Start of Records to process

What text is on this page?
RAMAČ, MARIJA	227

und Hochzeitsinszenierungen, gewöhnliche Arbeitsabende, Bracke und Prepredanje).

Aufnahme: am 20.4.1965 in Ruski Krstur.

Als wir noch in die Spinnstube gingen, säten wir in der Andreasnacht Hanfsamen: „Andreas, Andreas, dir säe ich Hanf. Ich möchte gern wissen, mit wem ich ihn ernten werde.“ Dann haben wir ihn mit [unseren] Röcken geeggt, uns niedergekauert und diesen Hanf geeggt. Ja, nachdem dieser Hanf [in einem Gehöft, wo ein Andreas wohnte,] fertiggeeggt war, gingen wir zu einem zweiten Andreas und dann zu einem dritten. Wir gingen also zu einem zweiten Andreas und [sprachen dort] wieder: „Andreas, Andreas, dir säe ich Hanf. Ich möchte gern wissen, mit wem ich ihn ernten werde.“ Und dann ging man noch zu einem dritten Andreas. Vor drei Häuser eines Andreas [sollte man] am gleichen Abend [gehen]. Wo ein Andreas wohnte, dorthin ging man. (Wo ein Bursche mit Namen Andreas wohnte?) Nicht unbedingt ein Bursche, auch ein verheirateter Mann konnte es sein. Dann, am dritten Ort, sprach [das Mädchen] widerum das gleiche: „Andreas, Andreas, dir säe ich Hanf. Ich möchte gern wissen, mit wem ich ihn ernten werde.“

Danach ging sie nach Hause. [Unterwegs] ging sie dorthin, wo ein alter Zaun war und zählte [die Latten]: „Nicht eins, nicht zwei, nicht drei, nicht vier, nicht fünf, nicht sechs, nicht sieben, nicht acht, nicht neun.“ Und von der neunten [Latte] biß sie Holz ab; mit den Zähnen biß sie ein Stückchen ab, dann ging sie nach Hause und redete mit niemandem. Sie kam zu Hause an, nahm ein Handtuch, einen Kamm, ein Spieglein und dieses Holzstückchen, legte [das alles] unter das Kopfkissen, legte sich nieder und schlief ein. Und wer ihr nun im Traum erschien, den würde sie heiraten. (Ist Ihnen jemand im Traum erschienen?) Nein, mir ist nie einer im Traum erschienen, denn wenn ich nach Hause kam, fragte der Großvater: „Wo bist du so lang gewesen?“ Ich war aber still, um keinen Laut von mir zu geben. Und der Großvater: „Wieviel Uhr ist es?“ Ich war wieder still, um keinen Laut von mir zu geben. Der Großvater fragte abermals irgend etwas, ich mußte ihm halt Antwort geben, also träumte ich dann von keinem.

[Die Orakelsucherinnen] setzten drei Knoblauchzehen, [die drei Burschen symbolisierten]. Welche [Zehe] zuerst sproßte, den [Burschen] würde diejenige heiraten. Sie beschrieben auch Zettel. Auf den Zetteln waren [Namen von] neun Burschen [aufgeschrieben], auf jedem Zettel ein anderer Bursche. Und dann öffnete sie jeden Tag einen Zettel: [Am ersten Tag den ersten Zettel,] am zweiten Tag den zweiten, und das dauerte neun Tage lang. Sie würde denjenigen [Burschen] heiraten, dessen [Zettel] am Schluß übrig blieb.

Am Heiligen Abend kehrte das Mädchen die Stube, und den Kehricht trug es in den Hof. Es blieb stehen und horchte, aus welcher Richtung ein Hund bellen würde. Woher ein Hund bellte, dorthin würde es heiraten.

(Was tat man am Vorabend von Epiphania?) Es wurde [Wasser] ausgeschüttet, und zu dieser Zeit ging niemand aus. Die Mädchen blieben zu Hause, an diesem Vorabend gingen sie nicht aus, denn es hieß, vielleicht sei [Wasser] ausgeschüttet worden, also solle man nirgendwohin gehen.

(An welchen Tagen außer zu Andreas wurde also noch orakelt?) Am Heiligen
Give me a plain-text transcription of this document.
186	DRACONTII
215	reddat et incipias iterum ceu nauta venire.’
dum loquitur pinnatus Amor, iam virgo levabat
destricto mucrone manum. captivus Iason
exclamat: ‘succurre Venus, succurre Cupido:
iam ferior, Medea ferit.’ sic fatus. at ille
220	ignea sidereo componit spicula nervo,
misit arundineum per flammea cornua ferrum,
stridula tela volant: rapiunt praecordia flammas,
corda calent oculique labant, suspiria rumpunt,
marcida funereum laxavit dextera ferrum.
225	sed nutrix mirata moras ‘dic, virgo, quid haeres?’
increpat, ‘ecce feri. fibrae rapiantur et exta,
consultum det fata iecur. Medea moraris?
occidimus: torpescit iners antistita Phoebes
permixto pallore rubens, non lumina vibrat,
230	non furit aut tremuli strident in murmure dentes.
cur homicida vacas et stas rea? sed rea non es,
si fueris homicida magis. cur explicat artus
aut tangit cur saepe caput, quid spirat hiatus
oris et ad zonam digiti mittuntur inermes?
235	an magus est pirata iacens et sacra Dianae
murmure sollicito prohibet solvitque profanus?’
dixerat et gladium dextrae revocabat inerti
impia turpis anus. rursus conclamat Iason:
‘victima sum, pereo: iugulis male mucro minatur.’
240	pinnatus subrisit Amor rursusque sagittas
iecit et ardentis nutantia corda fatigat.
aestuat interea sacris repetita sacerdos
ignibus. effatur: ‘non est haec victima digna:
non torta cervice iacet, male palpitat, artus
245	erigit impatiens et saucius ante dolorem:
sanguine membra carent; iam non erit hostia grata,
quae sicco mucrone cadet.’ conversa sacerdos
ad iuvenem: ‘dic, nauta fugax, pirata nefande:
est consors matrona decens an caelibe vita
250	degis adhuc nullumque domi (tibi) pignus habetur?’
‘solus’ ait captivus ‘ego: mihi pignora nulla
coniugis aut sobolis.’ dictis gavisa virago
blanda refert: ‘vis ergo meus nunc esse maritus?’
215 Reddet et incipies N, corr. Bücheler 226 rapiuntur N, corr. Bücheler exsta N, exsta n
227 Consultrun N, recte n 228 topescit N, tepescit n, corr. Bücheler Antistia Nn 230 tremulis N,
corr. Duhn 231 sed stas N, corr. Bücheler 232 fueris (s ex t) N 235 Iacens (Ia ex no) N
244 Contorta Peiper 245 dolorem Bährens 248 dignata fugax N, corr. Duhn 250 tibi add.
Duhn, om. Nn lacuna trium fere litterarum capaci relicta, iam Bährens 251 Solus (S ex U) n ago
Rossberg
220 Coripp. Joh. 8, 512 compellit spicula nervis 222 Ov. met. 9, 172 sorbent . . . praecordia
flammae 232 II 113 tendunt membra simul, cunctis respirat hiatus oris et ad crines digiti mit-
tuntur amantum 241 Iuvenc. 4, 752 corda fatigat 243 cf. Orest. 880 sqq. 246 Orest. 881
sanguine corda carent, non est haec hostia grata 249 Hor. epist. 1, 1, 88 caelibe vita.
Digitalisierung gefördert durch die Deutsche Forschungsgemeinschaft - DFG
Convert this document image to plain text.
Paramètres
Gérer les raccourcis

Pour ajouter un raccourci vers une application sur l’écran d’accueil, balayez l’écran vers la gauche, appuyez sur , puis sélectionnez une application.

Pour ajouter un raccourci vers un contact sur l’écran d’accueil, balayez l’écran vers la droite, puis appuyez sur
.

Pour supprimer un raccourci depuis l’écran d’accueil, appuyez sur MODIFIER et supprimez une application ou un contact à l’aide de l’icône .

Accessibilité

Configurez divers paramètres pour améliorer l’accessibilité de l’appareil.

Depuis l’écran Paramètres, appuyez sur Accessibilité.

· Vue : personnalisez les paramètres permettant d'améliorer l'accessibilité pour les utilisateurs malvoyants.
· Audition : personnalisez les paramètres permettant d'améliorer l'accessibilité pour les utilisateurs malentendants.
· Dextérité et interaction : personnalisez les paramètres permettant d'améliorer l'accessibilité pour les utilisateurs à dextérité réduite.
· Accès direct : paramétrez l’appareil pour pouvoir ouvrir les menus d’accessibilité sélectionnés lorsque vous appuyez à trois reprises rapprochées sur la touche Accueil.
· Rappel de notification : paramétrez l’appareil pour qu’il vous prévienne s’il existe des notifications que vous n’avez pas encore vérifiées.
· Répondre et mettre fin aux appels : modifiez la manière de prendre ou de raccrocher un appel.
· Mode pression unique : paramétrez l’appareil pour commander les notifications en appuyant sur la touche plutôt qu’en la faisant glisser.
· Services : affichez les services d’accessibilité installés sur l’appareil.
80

End of Records to process

- _Exercise requirements_: Using the records given above, list every line that includes the word "fugax".

- _Expected answer_:
ad iuvenem: ‘dic, nauta fugax, pirata nefande:
244 Contorta Peiper 245 dolorem Bährens 248 dignata fugax N, corr. Duhn 250 tibi add.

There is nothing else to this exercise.